━━━ STUDY TEXT ━━━

Tohoraata Temporal range: Late Oligocene, 27.3–25.2 Ma PreꞒ Ꞓ O S D C P T J K Pg N ↓

Scientific classification
- Domain: Eukaryota
- Kingdom: Animalia
- Phylum: Chordata
- Class: Mammalia
- Order: Artiodactyla
- Infraorder: Cetacea
- Family: †Eomysticetidae
- Genus: †Tohoraata Boessenecker and Fordyce, 2014
- Species: T. raekohao Boessenecker and Fordyce, 2014 (type); T. waitakiensis (Marples, 1956);

= Tohoraata =

Extinct genus of mammals

Tohoraata is a genus of eomysticetid baleen whale from the Late Oligocene (Chattian) of New Zealand. There are two recognized species, T. raekohao and T. waitakiensis.

==Classification==
Tohoraata is a member of the family Eomysticetidae, a family of primitive baleen-bearing mysticetes (chaeomysticetes). The type species, T. raekohao, is based on OU 22178, a partial skull associated with a thoracic vertebra and five ribs, collected from the Maerewhenua Member of the Otekaike Limestone. On the other hand, T. waitakiensis, is known from OMC GL 402, a partial skull and five neck vertebrae collected in the Kokoamu Greensand. It was originally described as a species of Mauicetus, but was eventually recognized as more primitive than the type species of Mauicetus, being closely related to Eomysticetus and Yamatocetus.

━━━

## PROBLEM
According to the Tohoraata article above, why did T. waitakiensis stop being treated as a species of Mauicetus? Answer in one to three sentences.

━━━ DATASET ENTRIES ━━━

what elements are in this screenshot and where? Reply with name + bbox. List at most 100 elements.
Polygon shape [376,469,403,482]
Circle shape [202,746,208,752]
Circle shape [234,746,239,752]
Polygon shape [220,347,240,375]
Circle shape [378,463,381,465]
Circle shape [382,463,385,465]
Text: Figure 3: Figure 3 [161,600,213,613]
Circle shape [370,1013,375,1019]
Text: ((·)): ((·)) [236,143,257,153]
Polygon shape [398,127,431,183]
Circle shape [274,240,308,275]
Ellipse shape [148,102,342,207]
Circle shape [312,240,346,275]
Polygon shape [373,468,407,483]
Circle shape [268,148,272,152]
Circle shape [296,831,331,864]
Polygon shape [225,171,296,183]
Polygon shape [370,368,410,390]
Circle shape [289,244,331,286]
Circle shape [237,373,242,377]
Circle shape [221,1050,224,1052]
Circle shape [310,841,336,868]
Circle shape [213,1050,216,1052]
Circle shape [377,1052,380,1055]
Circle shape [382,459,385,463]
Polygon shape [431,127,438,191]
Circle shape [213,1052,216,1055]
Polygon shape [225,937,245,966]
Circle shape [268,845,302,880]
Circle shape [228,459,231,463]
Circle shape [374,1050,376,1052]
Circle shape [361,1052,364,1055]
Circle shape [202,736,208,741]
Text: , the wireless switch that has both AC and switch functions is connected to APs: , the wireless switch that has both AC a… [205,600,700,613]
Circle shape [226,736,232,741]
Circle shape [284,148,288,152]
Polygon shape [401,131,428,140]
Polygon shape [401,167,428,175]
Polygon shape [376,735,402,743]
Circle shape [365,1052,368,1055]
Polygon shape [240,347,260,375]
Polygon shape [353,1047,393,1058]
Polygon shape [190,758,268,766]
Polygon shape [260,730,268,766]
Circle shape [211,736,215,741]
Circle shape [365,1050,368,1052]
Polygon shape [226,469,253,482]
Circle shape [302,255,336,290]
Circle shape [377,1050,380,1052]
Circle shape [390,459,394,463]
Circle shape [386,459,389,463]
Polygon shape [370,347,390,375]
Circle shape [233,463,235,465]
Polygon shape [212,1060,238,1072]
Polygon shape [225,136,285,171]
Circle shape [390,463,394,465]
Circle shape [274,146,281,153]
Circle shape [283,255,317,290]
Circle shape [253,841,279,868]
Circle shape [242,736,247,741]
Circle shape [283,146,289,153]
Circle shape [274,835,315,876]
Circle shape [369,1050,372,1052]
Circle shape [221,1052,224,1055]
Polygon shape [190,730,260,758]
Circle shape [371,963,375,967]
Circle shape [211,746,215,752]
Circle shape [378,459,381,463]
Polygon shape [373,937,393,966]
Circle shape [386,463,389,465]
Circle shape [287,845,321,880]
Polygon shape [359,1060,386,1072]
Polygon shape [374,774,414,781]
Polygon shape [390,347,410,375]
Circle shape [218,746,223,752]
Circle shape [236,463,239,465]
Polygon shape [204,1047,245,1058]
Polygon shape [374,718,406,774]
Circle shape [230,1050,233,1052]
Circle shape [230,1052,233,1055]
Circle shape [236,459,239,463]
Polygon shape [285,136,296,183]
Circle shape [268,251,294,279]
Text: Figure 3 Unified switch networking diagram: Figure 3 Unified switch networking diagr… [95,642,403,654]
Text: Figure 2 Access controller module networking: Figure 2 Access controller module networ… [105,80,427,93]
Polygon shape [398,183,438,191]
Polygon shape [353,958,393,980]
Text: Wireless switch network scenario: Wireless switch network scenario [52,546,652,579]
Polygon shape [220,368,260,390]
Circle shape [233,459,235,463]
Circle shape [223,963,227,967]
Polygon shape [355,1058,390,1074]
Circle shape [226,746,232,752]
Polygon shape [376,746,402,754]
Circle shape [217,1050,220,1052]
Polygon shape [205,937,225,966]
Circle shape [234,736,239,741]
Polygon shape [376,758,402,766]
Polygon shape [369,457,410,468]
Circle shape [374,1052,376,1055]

━━━

## EXERCISE SOLUTION
It was eventually recognized as more primitive than the type species of Mauicetus. It was also found to be closely related to Eomysticetus and Yamatocetus.